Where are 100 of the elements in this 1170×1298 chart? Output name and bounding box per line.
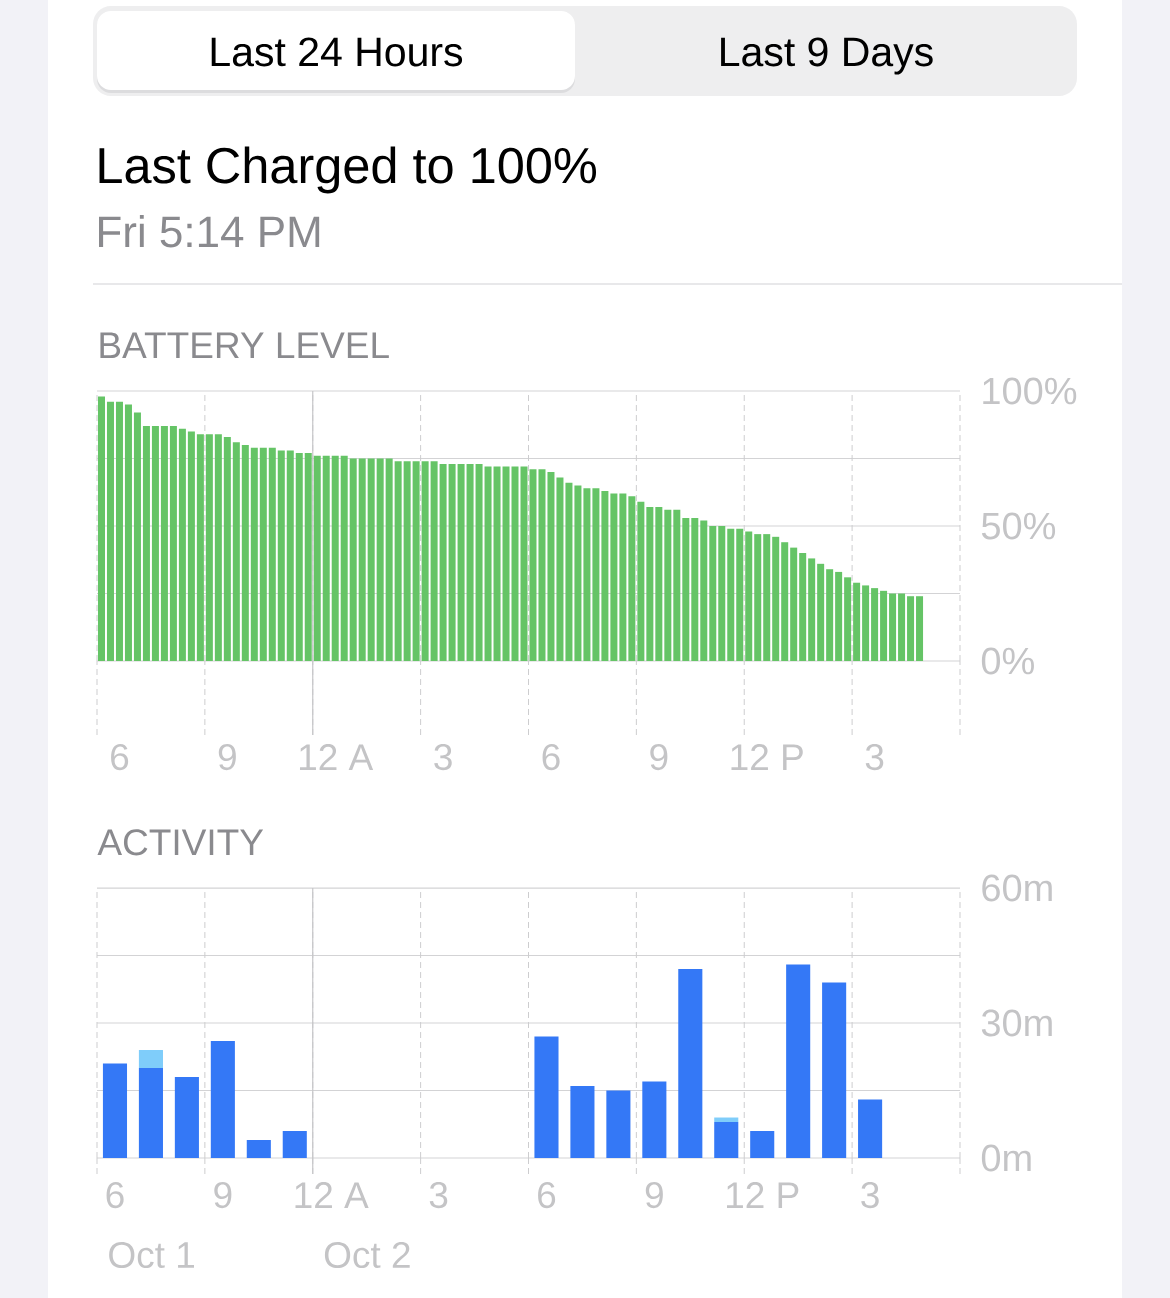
bar [709,526,717,662]
bar [817,563,825,662]
bar [106,401,114,662]
bar [637,501,645,662]
bar [502,466,510,662]
x-tick-label: 3 [861,1181,879,1209]
bar [799,553,807,662]
y-tick-label: 0m [981,1144,1031,1172]
bar [196,434,204,662]
x-tick-label: 6 [106,1181,124,1209]
bar [187,431,195,662]
x-tick-label: 9 [214,1181,232,1209]
text: Last 9 Days [721,37,933,75]
bar [727,528,735,662]
bar [340,455,348,662]
bar [754,534,762,662]
x-tick-label: 12 A [295,1182,369,1208]
text: Fri 5:14 PM [99,215,320,248]
bar [223,436,231,662]
x-tick-label: 9 [218,743,236,771]
bar [412,461,420,662]
bar [718,526,726,662]
bar [282,1131,307,1159]
bar [133,412,141,662]
bar [138,1050,163,1069]
bar [259,447,267,662]
bar [178,428,186,662]
bar [678,969,703,1159]
bar [646,507,654,662]
bar [898,593,906,662]
bar [534,1036,559,1159]
bar [115,401,123,662]
bar [322,455,330,662]
bar [313,455,321,662]
bar [750,1131,775,1159]
bar [421,461,429,662]
bar [331,455,339,662]
bar [138,1068,163,1159]
bar [565,482,573,662]
bar [430,461,438,662]
bar [610,493,618,662]
bar [394,461,402,662]
bar [916,596,924,662]
bar [714,1122,739,1159]
bar [439,463,447,662]
bar [772,536,780,662]
bar [858,1099,883,1159]
text: Last Charged to 100% [99,146,597,194]
bar [673,509,681,662]
bar [871,588,879,662]
x-tick-label: 6 [538,1181,556,1209]
bar [169,426,177,662]
text: Oct 2 [324,1241,410,1269]
bar [151,426,159,662]
bar [448,463,456,662]
bar [844,577,852,662]
bar [642,1081,667,1159]
bar [682,517,690,662]
bar [367,458,375,662]
bar [664,509,672,662]
bar [889,593,897,662]
bar [570,1086,595,1159]
bar [691,517,699,662]
bar [241,445,249,662]
bar [250,447,258,662]
bar [376,458,384,662]
text: Last 24 Hours [211,37,463,67]
bar [214,434,222,662]
x-tick-label: 9 [645,1181,663,1209]
bar [358,458,366,662]
bar [466,463,474,662]
x-tick-label: 6 [542,743,560,771]
bar [277,450,285,662]
bar [700,520,708,662]
bar [592,488,600,662]
bar [232,442,240,662]
y-tick-label: 100% [983,377,1077,405]
x-tick-label: 12 A [300,744,374,770]
x-tick-label: 3 [434,743,452,771]
bar [403,461,411,662]
text: Oct 1 [109,1241,195,1269]
bar [286,450,294,662]
bar [790,547,798,662]
y-tick-label: 50% [981,512,1056,540]
x-tick-label: 12 P [727,1182,799,1208]
bar [808,558,816,662]
y-tick-label: 60m [982,874,1052,902]
x-tick-label: 6 [111,743,129,771]
bar [880,590,888,662]
bar [457,463,465,662]
x-tick-label: 3 [865,743,884,771]
bar [745,531,753,662]
bar [205,434,213,662]
y-tick-label: 0% [981,647,1034,675]
bar [160,426,168,662]
bar [210,1041,235,1159]
bar [547,472,555,662]
bar [98,396,106,662]
bar [826,569,834,662]
bar [583,488,591,662]
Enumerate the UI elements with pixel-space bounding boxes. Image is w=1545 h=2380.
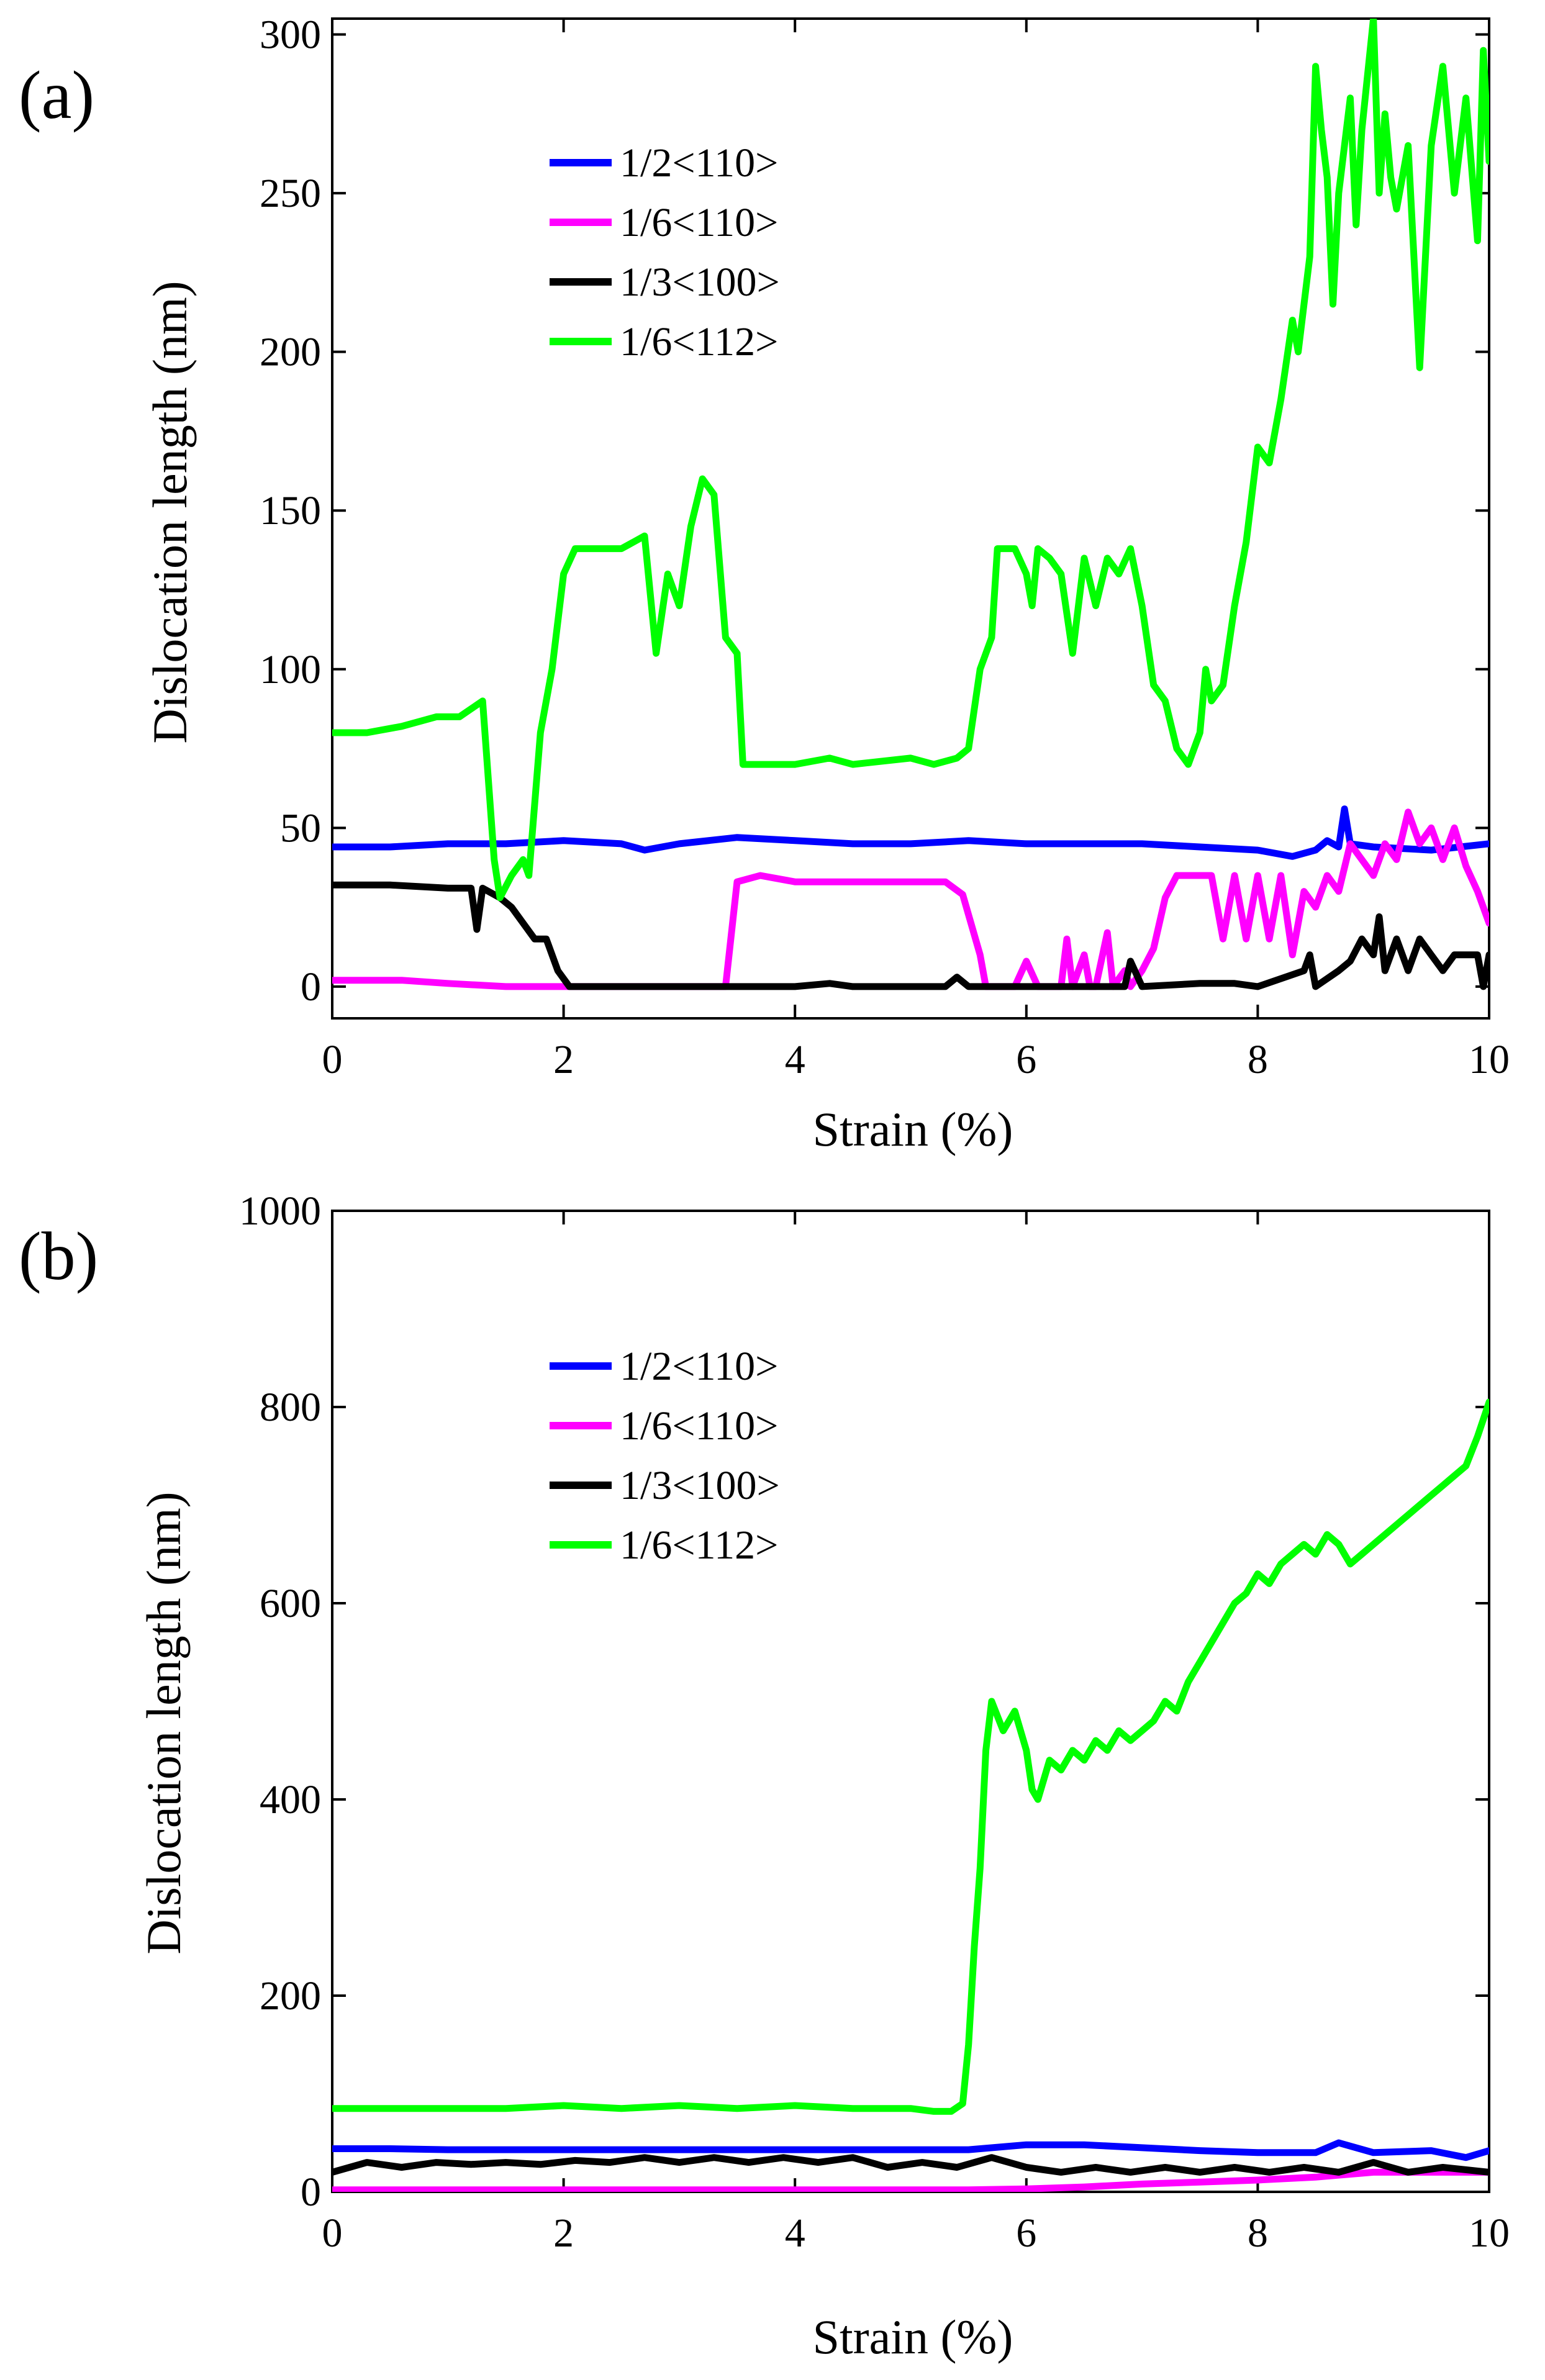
panel-a-ytick-label: 200 [260, 330, 321, 375]
panel-b-legend-label: 1/2<110> [620, 1344, 778, 1389]
panel-b-series-line-1-6-112 [332, 1398, 1489, 2115]
panel-b-xtick-label: 8 [1248, 2210, 1268, 2256]
panel-a-ytick-label: 50 [280, 805, 321, 851]
panel-a-ytick-label: 150 [260, 488, 321, 533]
panel-a-ytick-label: 0 [301, 964, 321, 1010]
panel-a-ytick-label: 300 [260, 12, 321, 58]
panel-a-xtick-label: 6 [1016, 1037, 1036, 1082]
panel-a: (a) Dislocation length (nm) Strain (%) 0… [19, 12, 1510, 1156]
panel-b-xtick-label: 6 [1016, 2210, 1036, 2256]
panel-b-series-line-1-3-100 [332, 2154, 1489, 2176]
panel-a-ytick-label: 250 [260, 171, 321, 216]
panel-b-series-line-1-6-110 [332, 2168, 1489, 2192]
panel-b-ytick-label: 0 [301, 2170, 321, 2215]
panel-b-series-line-1-2-110 [332, 2139, 1489, 2161]
panel-b-legend-label: 1/3<100> [620, 1463, 780, 1508]
panel-b-ytick-label: 400 [260, 1777, 321, 1822]
panel-a-axes-frame [331, 17, 1490, 1020]
panel-b-ytick-label: 200 [260, 1973, 321, 2019]
panel-a-xtick-label: 0 [322, 1037, 343, 1082]
panel-a-series-line-1-6-112 [332, 19, 1489, 902]
panel-b-legend-label: 1/6<112> [620, 1523, 778, 1568]
panel-a-plot-area: 0 2 4 6 8 100501001502002503001/2<110>1/6<110… [260, 12, 1510, 1082]
panel-b-xtick-label: 10 [1469, 2210, 1510, 2256]
panel-b: (b) Dislocation length (nm) Strain (%) 0… [19, 1188, 1510, 2364]
panel-a-ylabel: Dislocation length (nm) [143, 281, 197, 743]
panel-a-series-line-1-2-110 [332, 805, 1489, 860]
panel-b-xtick-label: 0 [322, 2210, 343, 2256]
panel-b-xlabel: Strain (%) [813, 2310, 1013, 2364]
panel-a-xtick-label: 8 [1248, 1037, 1268, 1082]
panel-b-legend-label: 1/6<110> [620, 1403, 778, 1449]
panel-b-label: (b) [19, 1218, 98, 1294]
panel-a-legend-label: 1/6<110> [620, 200, 778, 245]
panel-a-legend-label: 1/6<112> [620, 319, 778, 364]
panel-b-ytick-label: 800 [260, 1385, 321, 1430]
panel-a-ytick-label: 100 [260, 647, 321, 692]
panel-a-legend-label: 1/2<110> [620, 140, 778, 186]
panel-b-ytick-label: 1000 [239, 1188, 321, 1234]
panel-a-legend-label: 1/3<100> [620, 260, 780, 305]
panel-a-series-line-1-3-100 [332, 881, 1489, 990]
panel-b-ytick-label: 600 [260, 1581, 321, 1626]
panel-b-plot-area: 0 2 4 6 8 10 0 200 400 600 800 1000 1/2<110> 1/6<110>… [239, 1188, 1510, 2256]
panel-a-xtick-label: 2 [553, 1037, 574, 1082]
panel-a-label: (a) [19, 57, 94, 133]
panel-b-ylabel: Dislocation length (nm) [137, 1491, 191, 1954]
panel-a-series-line-1-6-110 [332, 808, 1489, 990]
panel-b-xtick-label: 2 [553, 2210, 574, 2256]
panel-a-xtick-label: 10 [1469, 1037, 1510, 1082]
panel-a-xtick-label: 4 [785, 1037, 805, 1082]
panel-b-xtick-label: 4 [785, 2210, 805, 2256]
panel-a-xlabel: Strain (%) [813, 1102, 1013, 1156]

----

> [Prompt]:
Put everything from the line containing "panel-a-ytick-label: 200 [260, 330, 321, 375]" down to the line containing "panel-a-ytick-label: 50 [280, 805, 321, 851]" into a JSON list of strings, one string per line and no blank lines.

> [Written answer]:
[
  "panel-a-ytick-label: 200 [260, 330, 321, 375]",
  "panel-b-legend-label: 1/2<110> [620, 1344, 778, 1389]",
  "panel-b-series-line-1-6-112 [332, 1398, 1489, 2115]",
  "panel-b-xtick-label: 8 [1248, 2210, 1268, 2256]",
  "panel-a-ytick-label: 50 [280, 805, 321, 851]"
]